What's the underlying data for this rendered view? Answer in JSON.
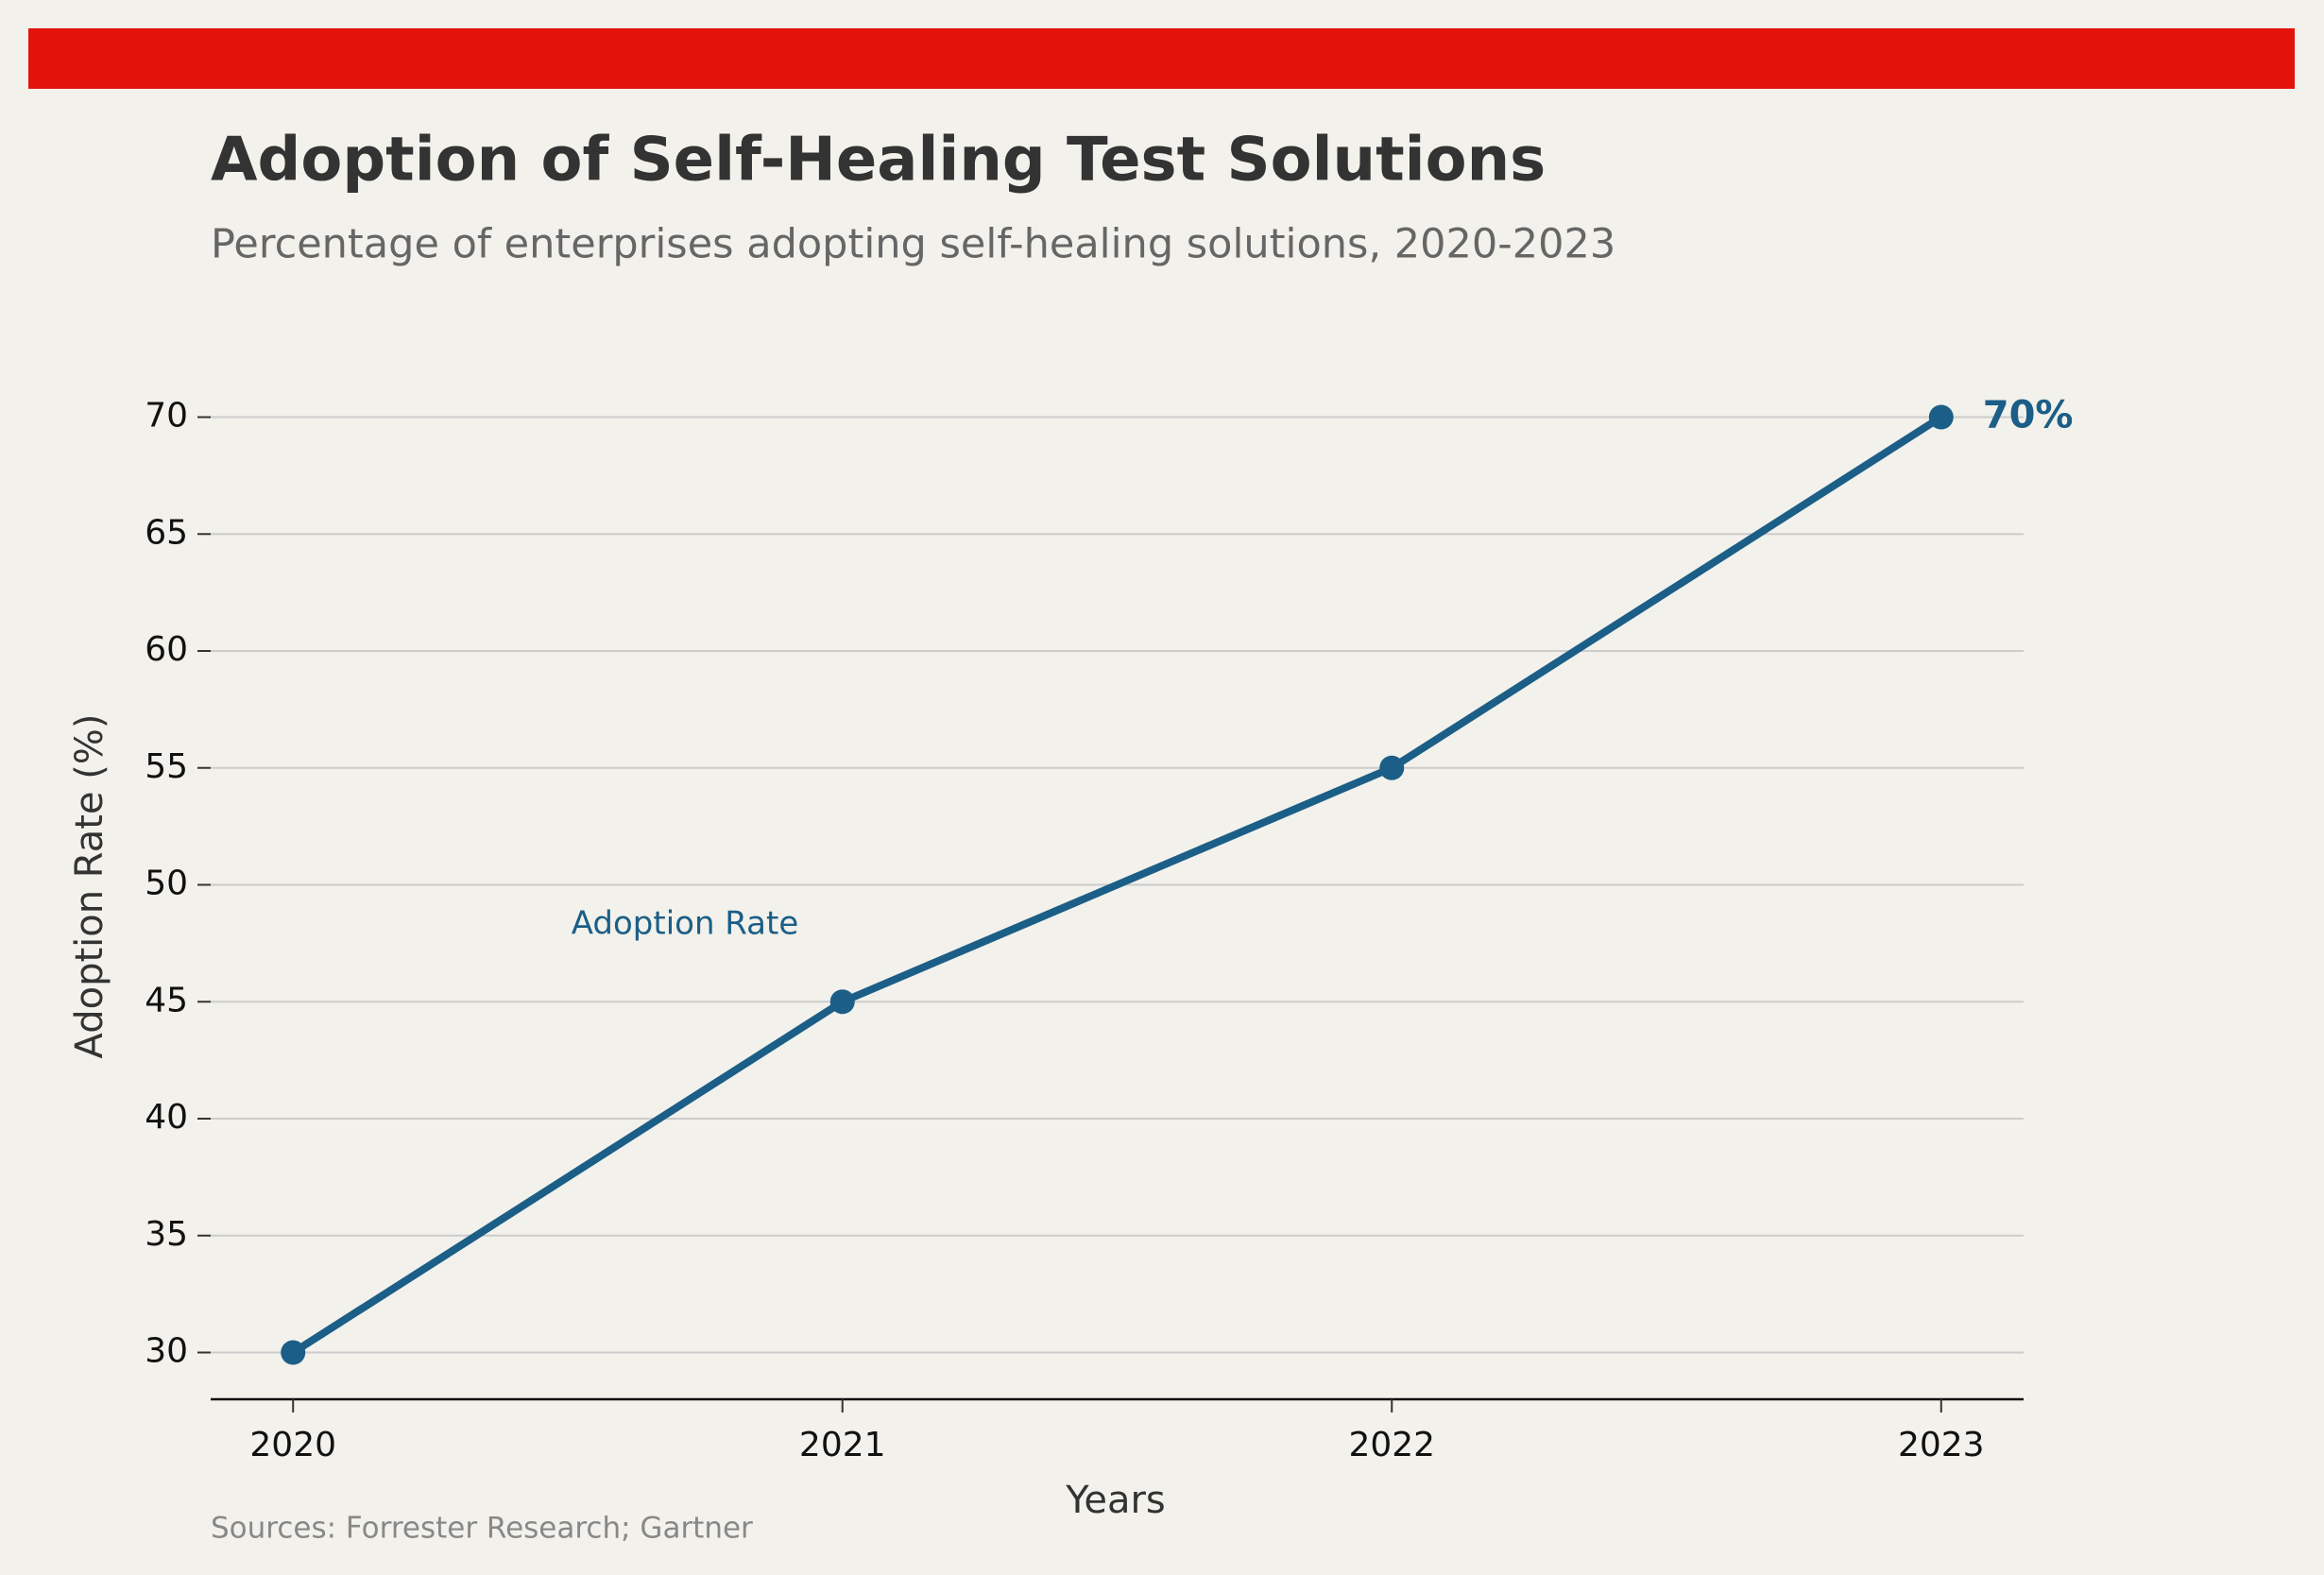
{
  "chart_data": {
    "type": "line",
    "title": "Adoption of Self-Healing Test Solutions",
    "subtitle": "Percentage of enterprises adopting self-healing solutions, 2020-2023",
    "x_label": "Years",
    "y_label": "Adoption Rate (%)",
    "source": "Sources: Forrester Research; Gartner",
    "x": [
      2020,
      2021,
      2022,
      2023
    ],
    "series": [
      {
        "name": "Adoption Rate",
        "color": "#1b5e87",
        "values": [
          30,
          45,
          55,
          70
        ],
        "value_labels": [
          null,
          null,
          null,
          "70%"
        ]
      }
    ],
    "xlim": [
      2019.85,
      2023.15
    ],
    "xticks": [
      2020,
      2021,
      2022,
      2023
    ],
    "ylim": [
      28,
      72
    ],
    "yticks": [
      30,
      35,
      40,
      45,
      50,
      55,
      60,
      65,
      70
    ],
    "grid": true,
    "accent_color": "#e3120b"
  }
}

····················

**Task prompt**
Give the entries again word for word, but skip the pictures.

**Solved problem**
What's the underlying data for this rendered view? Answer in JSON.
{
  "chart_data": {
    "type": "line",
    "title": "Adoption of Self-Healing Test Solutions",
    "subtitle": "Percentage of enterprises adopting self-healing solutions, 2020-2023",
    "x_label": "Years",
    "y_label": "Adoption Rate (%)",
    "source": "Sources: Forrester Research; Gartner",
    "x": [
      2020,
      2021,
      2022,
      2023
    ],
    "series": [
      {
        "name": "Adoption Rate",
        "color": "#1b5e87",
        "values": [
          30,
          45,
          55,
          70
        ],
        "value_labels": [
          null,
          null,
          null,
          "70%"
        ]
      }
    ],
    "xlim": [
      2019.85,
      2023.15
    ],
    "xticks": [
      2020,
      2021,
      2022,
      2023
    ],
    "ylim": [
      28,
      72
    ],
    "yticks": [
      30,
      35,
      40,
      45,
      50,
      55,
      60,
      65,
      70
    ],
    "grid": true,
    "accent_color": "#e3120b"
  }
}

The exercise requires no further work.